===== THE RECORDS

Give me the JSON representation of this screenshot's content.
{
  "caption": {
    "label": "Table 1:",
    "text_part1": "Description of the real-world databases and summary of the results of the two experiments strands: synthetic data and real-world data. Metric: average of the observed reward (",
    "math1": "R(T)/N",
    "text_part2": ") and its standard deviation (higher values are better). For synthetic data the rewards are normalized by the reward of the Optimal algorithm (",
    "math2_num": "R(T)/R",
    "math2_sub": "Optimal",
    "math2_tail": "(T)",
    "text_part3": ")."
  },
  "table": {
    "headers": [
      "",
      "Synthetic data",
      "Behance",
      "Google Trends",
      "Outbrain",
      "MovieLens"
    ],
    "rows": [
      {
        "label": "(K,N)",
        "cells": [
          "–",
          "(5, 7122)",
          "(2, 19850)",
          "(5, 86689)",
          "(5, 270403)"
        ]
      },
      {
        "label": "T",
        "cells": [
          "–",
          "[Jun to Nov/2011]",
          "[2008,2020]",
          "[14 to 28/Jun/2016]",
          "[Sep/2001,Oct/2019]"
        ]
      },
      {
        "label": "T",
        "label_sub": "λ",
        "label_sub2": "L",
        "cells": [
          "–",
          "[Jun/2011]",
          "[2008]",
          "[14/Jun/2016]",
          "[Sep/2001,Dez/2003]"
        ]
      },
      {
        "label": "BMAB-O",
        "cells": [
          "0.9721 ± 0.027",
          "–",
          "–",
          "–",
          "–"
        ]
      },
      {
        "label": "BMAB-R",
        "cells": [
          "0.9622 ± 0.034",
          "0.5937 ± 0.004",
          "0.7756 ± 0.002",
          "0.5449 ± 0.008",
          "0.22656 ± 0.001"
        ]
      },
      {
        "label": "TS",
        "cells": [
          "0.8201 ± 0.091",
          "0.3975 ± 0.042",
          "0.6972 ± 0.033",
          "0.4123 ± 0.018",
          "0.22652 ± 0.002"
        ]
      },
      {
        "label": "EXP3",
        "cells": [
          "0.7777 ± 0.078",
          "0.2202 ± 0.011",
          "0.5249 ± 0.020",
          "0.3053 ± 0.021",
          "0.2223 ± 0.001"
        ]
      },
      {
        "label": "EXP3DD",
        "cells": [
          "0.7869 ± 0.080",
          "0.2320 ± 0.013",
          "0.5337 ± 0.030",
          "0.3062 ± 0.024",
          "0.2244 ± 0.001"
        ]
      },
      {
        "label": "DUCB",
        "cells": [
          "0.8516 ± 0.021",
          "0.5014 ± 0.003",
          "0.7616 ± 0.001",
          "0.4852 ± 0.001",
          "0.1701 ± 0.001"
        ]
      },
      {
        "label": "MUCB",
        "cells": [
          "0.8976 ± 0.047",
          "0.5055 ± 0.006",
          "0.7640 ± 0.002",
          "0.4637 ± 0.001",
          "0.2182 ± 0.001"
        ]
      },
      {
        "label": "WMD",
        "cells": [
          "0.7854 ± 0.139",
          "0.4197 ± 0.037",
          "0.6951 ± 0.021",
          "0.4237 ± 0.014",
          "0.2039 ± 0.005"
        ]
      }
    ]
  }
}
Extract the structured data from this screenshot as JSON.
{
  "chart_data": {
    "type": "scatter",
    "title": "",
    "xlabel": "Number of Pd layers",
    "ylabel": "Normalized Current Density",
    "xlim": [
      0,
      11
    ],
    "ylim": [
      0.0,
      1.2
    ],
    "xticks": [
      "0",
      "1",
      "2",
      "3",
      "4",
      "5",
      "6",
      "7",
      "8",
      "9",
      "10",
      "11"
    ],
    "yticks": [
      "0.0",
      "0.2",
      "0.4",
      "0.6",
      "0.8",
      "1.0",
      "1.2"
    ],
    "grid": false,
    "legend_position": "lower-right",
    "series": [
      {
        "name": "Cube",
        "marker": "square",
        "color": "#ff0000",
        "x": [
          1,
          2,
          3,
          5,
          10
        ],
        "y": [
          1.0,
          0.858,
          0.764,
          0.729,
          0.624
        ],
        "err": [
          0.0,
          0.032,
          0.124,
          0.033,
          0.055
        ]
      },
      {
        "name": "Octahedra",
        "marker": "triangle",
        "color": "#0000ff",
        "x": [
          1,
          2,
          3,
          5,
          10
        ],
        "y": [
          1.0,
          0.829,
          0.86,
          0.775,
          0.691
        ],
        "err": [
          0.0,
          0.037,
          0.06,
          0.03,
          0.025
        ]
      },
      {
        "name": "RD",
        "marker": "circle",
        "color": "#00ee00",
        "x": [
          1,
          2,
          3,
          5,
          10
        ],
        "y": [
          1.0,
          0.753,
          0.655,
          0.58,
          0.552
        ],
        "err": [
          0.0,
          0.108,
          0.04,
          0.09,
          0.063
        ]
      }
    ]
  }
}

==========

GOAL: Every entry should be output exactly as written, please.

FINISHED EXERCISE:
Give me the JSON representation of this screenshot's content.
{
  "caption": {
    "label": "Table 1:",
    "text_part1": "Description of the real-world databases and summary of the results of the two experiments strands: synthetic data and real-world data. Metric: average of the observed reward (",
    "math1": "R(T)/N",
    "text_part2": ") and its standard deviation (higher values are better). For synthetic data the rewards are normalized by the reward of the Optimal algorithm (",
    "math2_num": "R(T)/R",
    "math2_sub": "Optimal",
    "math2_tail": "(T)",
    "text_part3": ")."
  },
  "table": {
    "headers": [
      "",
      "Synthetic data",
      "Behance",
      "Google Trends",
      "Outbrain",
      "MovieLens"
    ],
    "rows": [
      {
        "label": "(K,N)",
        "cells": [
          "–",
          "(5, 7122)",
          "(2, 19850)",
          "(5, 86689)",
          "(5, 270403)"
        ]
      },
      {
        "label": "T",
        "cells": [
          "–",
          "[Jun to Nov/2011]",
          "[2008,2020]",
          "[14 to 28/Jun/2016]",
          "[Sep/2001,Oct/2019]"
        ]
      },
      {
        "label": "T",
        "label_sub": "λ",
        "label_sub2": "L",
        "cells": [
          "–",
          "[Jun/2011]",
          "[2008]",
          "[14/Jun/2016]",
          "[Sep/2001,Dez/2003]"
        ]
      },
      {
        "label": "BMAB-O",
        "cells": [
          "0.9721 ± 0.027",
          "–",
          "–",
          "–",
          "–"
        ]
      },
      {
        "label": "BMAB-R",
        "cells": [
          "0.9622 ± 0.034",
          "0.5937 ± 0.004",
          "0.7756 ± 0.002",
          "0.5449 ± 0.008",
          "0.22656 ± 0.001"
        ]
      },
      {
        "label": "TS",
        "cells": [
          "0.8201 ± 0.091",
          "0.3975 ± 0.042",
          "0.6972 ± 0.033",
          "0.4123 ± 0.018",
          "0.22652 ± 0.002"
        ]
      },
      {
        "label": "EXP3",
        "cells": [
          "0.7777 ± 0.078",
          "0.2202 ± 0.011",
          "0.5249 ± 0.020",
          "0.3053 ± 0.021",
          "0.2223 ± 0.001"
        ]
      },
      {
        "label": "EXP3DD",
        "cells": [
          "0.7869 ± 0.080",
          "0.2320 ± 0.013",
          "0.5337 ± 0.030",
          "0.3062 ± 0.024",
          "0.2244 ± 0.001"
        ]
      },
      {
        "label": "DUCB",
        "cells": [
          "0.8516 ± 0.021",
          "0.5014 ± 0.003",
          "0.7616 ± 0.001",
          "0.4852 ± 0.001",
          "0.1701 ± 0.001"
        ]
      },
      {
        "label": "MUCB",
        "cells": [
          "0.8976 ± 0.047",
          "0.5055 ± 0.006",
          "0.7640 ± 0.002",
          "0.4637 ± 0.001",
          "0.2182 ± 0.001"
        ]
      },
      {
        "label": "WMD",
        "cells": [
          "0.7854 ± 0.139",
          "0.4197 ± 0.037",
          "0.6951 ± 0.021",
          "0.4237 ± 0.014",
          "0.2039 ± 0.005"
        ]
      }
    ]
  }
}
Extract the structured data from this screenshot as JSON.
{
  "chart_data": {
    "type": "scatter",
    "title": "",
    "xlabel": "Number of Pd layers",
    "ylabel": "Normalized Current Density",
    "xlim": [
      0,
      11
    ],
    "ylim": [
      0.0,
      1.2
    ],
    "xticks": [
      "0",
      "1",
      "2",
      "3",
      "4",
      "5",
      "6",
      "7",
      "8",
      "9",
      "10",
      "11"
    ],
    "yticks": [
      "0.0",
      "0.2",
      "0.4",
      "0.6",
      "0.8",
      "1.0",
      "1.2"
    ],
    "grid": false,
    "legend_position": "lower-right",
    "series": [
      {
        "name": "Cube",
        "marker": "square",
        "color": "#ff0000",
        "x": [
          1,
          2,
          3,
          5,
          10
        ],
        "y": [
          1.0,
          0.858,
          0.764,
          0.729,
          0.624
        ],
        "err": [
          0.0,
          0.032,
          0.124,
          0.033,
          0.055
        ]
      },
      {
        "name": "Octahedra",
        "marker": "triangle",
        "color": "#0000ff",
        "x": [
          1,
          2,
          3,
          5,
          10
        ],
        "y": [
          1.0,
          0.829,
          0.86,
          0.775,
          0.691
        ],
        "err": [
          0.0,
          0.037,
          0.06,
          0.03,
          0.025
        ]
      },
      {
        "name": "RD",
        "marker": "circle",
        "color": "#00ee00",
        "x": [
          1,
          2,
          3,
          5,
          10
        ],
        "y": [
          1.0,
          0.753,
          0.655,
          0.58,
          0.552
        ],
        "err": [
          0.0,
          0.108,
          0.04,
          0.09,
          0.063
        ]
      }
    ]
  }
}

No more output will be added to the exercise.